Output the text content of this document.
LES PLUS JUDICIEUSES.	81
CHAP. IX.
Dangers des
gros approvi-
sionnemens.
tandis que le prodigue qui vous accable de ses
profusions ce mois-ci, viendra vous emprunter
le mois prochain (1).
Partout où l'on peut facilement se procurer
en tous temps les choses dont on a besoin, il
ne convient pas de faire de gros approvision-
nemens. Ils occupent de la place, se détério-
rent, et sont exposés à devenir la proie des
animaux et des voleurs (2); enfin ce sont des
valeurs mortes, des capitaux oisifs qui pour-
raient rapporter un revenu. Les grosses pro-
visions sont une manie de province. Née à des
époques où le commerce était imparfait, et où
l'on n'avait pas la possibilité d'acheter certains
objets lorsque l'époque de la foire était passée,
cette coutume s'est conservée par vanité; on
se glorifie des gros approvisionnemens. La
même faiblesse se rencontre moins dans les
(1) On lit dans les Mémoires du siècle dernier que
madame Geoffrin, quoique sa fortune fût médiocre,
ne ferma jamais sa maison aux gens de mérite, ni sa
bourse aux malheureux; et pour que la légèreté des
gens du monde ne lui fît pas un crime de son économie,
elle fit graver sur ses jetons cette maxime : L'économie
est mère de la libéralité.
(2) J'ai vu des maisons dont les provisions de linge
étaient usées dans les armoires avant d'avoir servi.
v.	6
——————————
(Task statement)
Report each line in the preceding entries that holds the string "économie".

(Response below)
gens du monde ne lui fît pas un crime de son économie,
elle fit graver sur ses jetons cette maxime : L'économie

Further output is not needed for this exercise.